**Records shown**.
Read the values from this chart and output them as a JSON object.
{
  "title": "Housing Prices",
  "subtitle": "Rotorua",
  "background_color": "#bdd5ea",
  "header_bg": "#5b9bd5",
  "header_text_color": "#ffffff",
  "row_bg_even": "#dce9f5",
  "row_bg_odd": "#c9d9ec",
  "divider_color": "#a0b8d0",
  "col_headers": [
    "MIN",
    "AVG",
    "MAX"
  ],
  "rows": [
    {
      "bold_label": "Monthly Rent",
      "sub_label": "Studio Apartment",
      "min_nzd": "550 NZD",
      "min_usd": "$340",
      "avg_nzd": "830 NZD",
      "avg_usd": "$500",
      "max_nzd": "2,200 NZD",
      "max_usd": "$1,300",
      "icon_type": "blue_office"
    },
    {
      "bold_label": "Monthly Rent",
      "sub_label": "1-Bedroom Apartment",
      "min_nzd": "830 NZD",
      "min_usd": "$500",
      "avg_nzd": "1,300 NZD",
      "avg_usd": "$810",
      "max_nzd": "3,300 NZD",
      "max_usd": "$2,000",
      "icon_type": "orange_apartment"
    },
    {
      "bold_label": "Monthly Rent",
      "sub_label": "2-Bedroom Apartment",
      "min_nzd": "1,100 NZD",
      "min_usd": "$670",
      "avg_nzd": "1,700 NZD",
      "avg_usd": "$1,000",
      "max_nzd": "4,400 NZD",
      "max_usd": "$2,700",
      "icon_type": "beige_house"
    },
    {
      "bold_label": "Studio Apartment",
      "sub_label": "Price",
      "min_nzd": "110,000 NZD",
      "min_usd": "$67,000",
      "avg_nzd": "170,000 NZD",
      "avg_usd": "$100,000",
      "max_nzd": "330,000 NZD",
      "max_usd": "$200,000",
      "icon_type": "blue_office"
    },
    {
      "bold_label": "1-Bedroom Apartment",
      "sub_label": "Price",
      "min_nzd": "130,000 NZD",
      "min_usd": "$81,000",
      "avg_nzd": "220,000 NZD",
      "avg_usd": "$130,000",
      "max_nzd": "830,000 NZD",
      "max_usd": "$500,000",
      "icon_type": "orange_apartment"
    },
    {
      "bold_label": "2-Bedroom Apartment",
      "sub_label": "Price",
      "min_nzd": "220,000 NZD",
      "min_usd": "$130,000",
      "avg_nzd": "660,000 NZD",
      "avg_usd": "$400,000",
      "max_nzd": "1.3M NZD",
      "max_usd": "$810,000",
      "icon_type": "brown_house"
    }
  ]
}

**Task directions**. Reproduce the material in full, with no word added or dropped.

**Full response**.
Read the values from this chart and output them as a JSON object.
{
  "title": "Housing Prices",
  "subtitle": "Rotorua",
  "background_color": "#bdd5ea",
  "header_bg": "#5b9bd5",
  "header_text_color": "#ffffff",
  "row_bg_even": "#dce9f5",
  "row_bg_odd": "#c9d9ec",
  "divider_color": "#a0b8d0",
  "col_headers": [
    "MIN",
    "AVG",
    "MAX"
  ],
  "rows": [
    {
      "bold_label": "Monthly Rent",
      "sub_label": "Studio Apartment",
      "min_nzd": "550 NZD",
      "min_usd": "$340",
      "avg_nzd": "830 NZD",
      "avg_usd": "$500",
      "max_nzd": "2,200 NZD",
      "max_usd": "$1,300",
      "icon_type": "blue_office"
    },
    {
      "bold_label": "Monthly Rent",
      "sub_label": "1-Bedroom Apartment",
      "min_nzd": "830 NZD",
      "min_usd": "$500",
      "avg_nzd": "1,300 NZD",
      "avg_usd": "$810",
      "max_nzd": "3,300 NZD",
      "max_usd": "$2,000",
      "icon_type": "orange_apartment"
    },
    {
      "bold_label": "Monthly Rent",
      "sub_label": "2-Bedroom Apartment",
      "min_nzd": "1,100 NZD",
      "min_usd": "$670",
      "avg_nzd": "1,700 NZD",
      "avg_usd": "$1,000",
      "max_nzd": "4,400 NZD",
      "max_usd": "$2,700",
      "icon_type": "beige_house"
    },
    {
      "bold_label": "Studio Apartment",
      "sub_label": "Price",
      "min_nzd": "110,000 NZD",
      "min_usd": "$67,000",
      "avg_nzd": "170,000 NZD",
      "avg_usd": "$100,000",
      "max_nzd": "330,000 NZD",
      "max_usd": "$200,000",
      "icon_type": "blue_office"
    },
    {
      "bold_label": "1-Bedroom Apartment",
      "sub_label": "Price",
      "min_nzd": "130,000 NZD",
      "min_usd": "$81,000",
      "avg_nzd": "220,000 NZD",
      "avg_usd": "$130,000",
      "max_nzd": "830,000 NZD",
      "max_usd": "$500,000",
      "icon_type": "orange_apartment"
    },
    {
      "bold_label": "2-Bedroom Apartment",
      "sub_label": "Price",
      "min_nzd": "220,000 NZD",
      "min_usd": "$130,000",
      "avg_nzd": "660,000 NZD",
      "avg_usd": "$400,000",
      "max_nzd": "1.3M NZD",
      "max_usd": "$810,000",
      "icon_type": "brown_house"
    }
  ]
}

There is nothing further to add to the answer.